- [Goal] Copy out every line in which the string "name" occurs.
▼▼▼
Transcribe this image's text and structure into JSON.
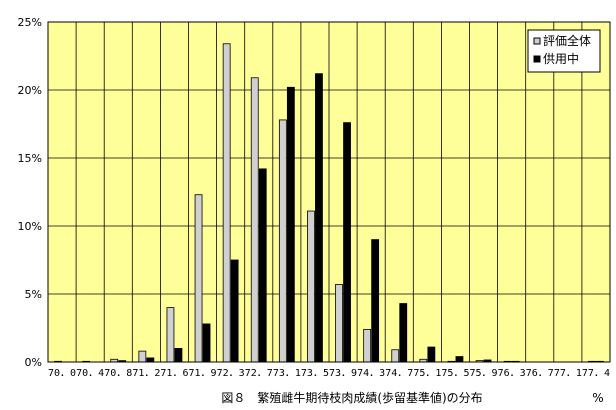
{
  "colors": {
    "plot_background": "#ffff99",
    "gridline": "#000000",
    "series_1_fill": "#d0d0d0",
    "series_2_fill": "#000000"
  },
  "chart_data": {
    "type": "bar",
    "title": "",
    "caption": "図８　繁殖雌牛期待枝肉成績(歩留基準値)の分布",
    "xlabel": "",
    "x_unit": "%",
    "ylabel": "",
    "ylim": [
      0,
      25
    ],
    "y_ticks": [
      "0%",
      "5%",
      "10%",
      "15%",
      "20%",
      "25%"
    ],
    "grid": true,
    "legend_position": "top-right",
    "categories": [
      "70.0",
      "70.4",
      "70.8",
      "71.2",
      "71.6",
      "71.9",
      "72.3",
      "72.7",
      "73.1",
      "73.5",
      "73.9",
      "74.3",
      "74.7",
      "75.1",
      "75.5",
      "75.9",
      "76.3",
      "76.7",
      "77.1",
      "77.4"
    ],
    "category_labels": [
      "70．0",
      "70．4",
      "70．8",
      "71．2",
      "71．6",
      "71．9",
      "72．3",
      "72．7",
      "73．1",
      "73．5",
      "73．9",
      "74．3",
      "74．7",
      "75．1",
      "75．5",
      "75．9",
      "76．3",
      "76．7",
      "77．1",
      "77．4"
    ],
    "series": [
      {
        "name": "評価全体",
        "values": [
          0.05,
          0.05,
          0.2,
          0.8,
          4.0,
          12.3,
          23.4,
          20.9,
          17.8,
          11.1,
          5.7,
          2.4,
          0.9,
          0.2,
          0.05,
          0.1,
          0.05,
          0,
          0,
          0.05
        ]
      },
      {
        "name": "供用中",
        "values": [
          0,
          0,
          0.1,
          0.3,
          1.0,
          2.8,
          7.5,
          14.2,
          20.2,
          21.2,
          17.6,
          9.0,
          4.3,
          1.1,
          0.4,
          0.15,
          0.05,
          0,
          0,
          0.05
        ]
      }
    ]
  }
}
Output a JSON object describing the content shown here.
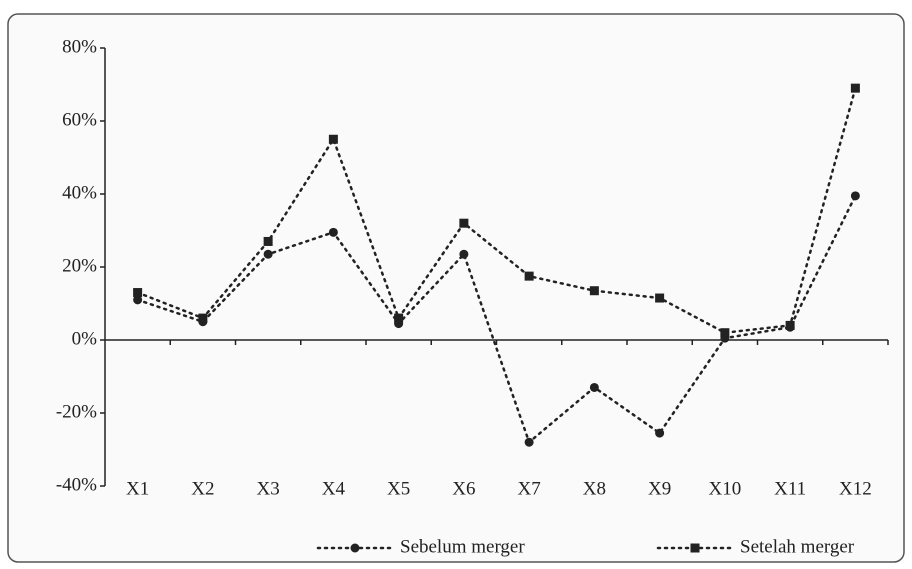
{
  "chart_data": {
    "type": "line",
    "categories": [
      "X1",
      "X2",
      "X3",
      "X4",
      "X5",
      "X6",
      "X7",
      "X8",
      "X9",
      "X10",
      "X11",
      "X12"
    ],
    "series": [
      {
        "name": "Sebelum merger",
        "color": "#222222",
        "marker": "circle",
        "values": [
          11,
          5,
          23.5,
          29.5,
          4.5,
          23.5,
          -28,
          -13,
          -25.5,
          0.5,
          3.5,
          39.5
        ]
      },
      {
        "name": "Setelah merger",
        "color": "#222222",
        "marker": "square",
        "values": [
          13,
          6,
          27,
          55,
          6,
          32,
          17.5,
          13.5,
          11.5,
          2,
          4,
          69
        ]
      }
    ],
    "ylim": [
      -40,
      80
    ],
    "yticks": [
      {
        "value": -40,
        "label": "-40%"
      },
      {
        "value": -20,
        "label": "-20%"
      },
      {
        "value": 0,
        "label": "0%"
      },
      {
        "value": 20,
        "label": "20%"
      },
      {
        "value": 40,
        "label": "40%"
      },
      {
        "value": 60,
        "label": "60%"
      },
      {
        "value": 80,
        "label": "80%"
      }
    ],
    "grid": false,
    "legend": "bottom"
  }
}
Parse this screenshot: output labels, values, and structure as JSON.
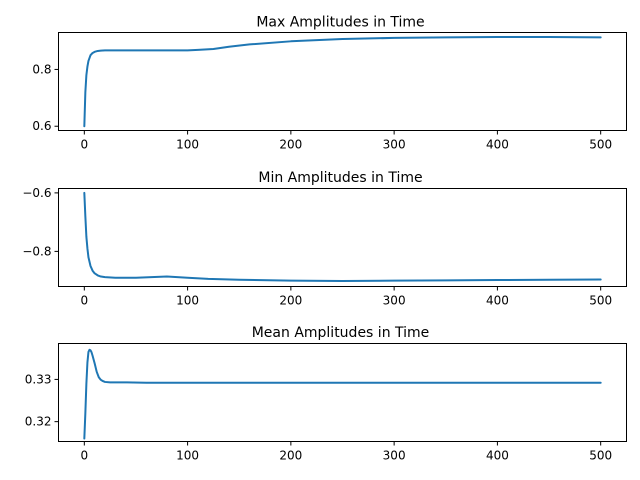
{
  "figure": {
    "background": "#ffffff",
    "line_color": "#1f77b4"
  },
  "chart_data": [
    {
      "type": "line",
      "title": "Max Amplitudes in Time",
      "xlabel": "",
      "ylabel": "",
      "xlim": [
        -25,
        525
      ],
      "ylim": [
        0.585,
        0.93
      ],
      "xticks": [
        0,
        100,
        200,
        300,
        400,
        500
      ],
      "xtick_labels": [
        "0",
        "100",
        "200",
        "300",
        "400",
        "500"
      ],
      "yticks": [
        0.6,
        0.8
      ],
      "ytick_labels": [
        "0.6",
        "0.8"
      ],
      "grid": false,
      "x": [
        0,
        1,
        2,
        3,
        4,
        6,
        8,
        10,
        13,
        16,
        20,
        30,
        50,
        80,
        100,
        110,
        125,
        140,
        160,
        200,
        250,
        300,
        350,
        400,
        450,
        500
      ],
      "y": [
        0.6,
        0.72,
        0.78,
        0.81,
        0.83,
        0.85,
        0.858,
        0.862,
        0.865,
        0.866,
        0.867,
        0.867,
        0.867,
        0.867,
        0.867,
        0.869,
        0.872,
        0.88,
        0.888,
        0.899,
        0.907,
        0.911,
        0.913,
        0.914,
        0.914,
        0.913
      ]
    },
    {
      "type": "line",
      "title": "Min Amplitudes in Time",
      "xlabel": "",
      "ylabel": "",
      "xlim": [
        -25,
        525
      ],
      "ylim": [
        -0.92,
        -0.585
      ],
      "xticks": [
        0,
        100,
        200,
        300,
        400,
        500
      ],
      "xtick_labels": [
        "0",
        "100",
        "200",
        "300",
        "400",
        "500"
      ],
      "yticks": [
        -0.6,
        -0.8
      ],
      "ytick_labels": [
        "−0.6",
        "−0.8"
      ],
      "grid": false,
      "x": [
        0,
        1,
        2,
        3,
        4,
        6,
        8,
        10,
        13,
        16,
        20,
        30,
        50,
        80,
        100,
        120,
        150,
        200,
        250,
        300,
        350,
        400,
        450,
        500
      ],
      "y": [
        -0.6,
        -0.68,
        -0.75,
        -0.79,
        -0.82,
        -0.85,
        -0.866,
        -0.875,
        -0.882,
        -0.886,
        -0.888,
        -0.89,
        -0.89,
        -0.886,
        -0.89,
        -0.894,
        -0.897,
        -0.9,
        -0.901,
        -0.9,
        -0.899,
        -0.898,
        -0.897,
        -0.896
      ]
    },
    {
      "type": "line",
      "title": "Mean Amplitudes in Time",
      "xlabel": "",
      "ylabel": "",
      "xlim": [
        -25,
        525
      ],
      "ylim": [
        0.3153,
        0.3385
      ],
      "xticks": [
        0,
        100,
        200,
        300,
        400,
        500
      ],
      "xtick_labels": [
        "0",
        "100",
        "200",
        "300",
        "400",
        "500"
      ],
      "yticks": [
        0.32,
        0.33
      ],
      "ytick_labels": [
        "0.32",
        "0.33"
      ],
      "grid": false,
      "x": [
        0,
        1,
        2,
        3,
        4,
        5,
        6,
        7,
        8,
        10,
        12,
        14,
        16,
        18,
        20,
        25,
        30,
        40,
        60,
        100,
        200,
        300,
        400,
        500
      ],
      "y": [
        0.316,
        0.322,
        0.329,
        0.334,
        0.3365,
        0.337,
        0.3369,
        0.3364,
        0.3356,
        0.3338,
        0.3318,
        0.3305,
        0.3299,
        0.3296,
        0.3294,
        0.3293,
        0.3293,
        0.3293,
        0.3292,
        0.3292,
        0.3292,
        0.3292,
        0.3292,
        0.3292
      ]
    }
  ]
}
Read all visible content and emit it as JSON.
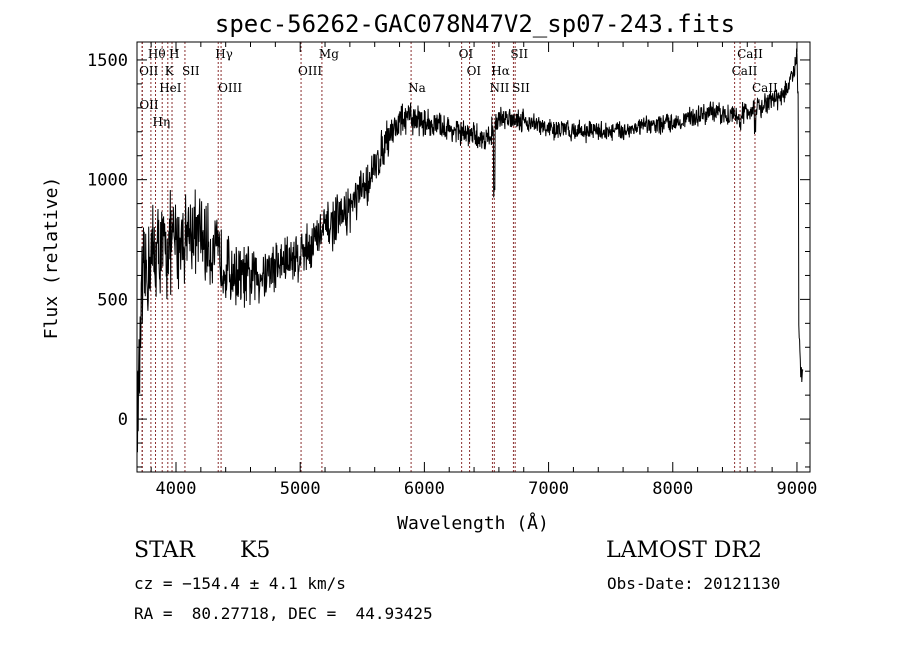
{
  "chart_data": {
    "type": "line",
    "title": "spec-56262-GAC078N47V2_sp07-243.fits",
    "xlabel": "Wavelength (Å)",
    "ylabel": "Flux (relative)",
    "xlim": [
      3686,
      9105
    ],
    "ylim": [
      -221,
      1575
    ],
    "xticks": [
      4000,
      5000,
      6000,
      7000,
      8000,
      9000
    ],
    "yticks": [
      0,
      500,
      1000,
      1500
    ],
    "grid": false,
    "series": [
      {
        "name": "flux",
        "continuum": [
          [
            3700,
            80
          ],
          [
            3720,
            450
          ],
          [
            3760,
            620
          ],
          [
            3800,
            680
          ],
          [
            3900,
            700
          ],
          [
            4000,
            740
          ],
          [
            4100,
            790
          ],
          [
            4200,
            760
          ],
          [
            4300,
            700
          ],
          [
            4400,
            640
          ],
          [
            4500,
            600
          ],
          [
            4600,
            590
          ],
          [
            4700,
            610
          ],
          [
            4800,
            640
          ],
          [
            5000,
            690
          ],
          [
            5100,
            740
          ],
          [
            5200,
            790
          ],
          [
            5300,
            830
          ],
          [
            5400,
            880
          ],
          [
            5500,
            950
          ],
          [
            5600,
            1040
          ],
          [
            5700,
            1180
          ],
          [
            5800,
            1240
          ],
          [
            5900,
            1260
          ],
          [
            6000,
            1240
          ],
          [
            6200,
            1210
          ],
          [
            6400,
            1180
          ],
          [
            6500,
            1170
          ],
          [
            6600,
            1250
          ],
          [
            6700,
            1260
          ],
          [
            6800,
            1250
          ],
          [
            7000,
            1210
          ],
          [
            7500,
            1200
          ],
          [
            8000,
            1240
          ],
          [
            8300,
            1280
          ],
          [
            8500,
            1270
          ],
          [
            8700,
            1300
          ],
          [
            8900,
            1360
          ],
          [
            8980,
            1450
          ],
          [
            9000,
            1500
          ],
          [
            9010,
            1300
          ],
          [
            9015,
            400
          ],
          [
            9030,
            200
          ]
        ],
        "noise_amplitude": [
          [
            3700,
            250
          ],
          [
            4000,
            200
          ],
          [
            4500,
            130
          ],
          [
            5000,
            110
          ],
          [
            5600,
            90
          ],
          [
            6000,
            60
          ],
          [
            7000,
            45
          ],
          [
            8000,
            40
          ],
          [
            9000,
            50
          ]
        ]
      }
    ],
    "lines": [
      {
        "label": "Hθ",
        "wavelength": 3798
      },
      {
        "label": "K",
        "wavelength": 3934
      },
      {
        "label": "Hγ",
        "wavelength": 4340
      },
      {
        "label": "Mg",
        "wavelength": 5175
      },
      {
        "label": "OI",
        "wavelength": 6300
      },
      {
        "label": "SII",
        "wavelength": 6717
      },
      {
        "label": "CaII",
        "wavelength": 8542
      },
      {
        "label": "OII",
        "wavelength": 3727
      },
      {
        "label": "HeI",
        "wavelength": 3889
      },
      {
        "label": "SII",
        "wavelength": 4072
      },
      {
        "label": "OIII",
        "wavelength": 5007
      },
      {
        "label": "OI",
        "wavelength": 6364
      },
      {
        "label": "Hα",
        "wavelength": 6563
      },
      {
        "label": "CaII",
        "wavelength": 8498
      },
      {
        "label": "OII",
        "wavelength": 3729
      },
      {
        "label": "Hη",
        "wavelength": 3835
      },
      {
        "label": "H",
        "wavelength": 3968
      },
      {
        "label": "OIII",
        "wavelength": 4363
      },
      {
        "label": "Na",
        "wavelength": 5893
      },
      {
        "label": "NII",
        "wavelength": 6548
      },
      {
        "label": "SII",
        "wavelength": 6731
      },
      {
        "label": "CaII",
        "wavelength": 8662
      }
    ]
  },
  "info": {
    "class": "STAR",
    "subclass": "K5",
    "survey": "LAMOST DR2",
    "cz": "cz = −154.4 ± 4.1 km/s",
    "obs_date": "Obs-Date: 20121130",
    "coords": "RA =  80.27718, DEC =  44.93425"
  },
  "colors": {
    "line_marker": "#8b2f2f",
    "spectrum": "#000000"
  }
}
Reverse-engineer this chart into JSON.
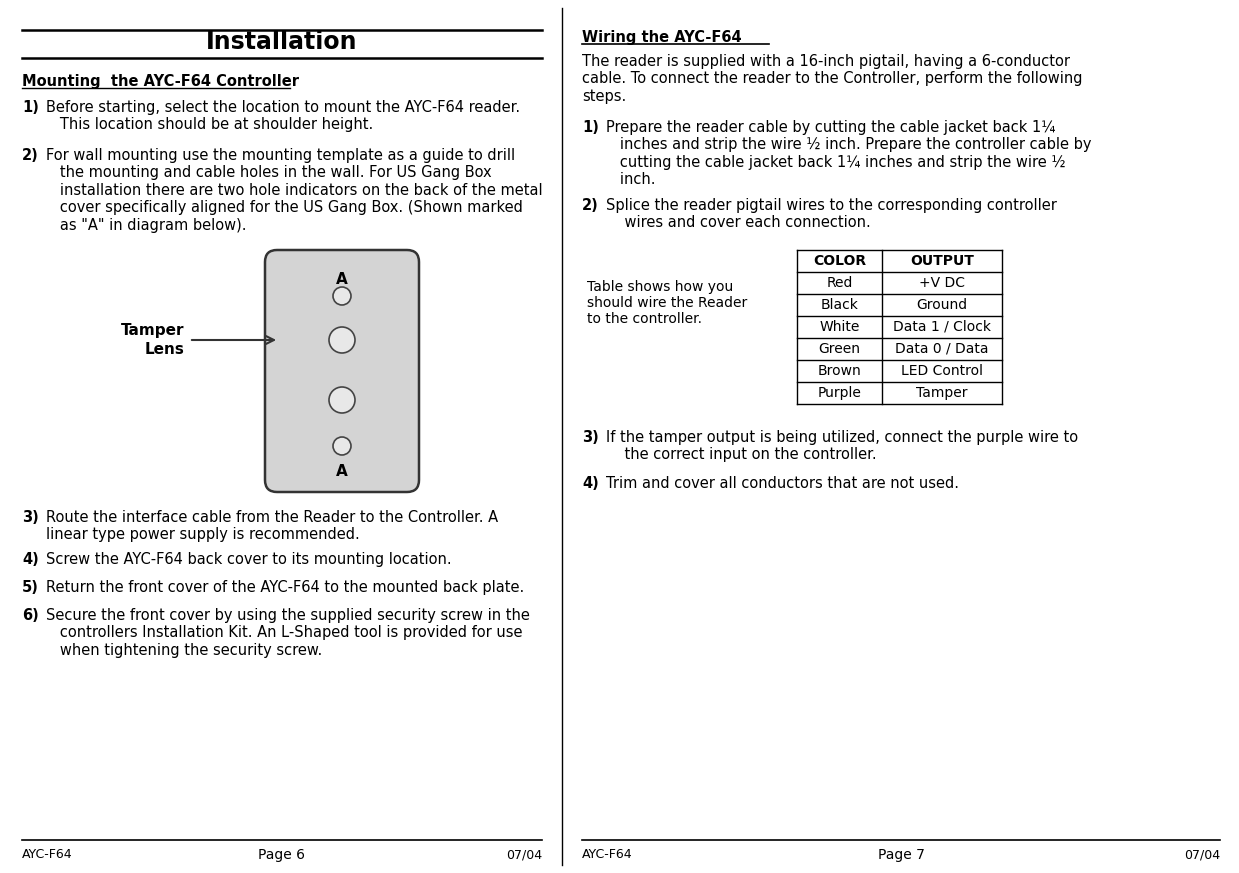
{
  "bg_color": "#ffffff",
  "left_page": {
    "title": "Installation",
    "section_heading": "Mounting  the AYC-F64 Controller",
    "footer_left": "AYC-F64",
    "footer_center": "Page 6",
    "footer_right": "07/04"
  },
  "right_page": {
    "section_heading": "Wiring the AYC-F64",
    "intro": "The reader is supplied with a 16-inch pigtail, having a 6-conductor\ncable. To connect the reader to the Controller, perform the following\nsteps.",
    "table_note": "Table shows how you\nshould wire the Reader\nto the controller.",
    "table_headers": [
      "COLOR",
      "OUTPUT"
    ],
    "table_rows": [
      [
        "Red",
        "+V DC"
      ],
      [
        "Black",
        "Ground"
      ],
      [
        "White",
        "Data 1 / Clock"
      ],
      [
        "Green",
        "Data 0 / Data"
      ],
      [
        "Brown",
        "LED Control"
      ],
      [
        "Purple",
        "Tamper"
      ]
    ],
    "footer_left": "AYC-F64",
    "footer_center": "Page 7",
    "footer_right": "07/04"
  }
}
▲▲▲
- [Task response]
        "name": "評価全体",
        "name": "供用中",
        "name": "Sebelum merger",
        "name": "Setelah merger",
        "name": "flux",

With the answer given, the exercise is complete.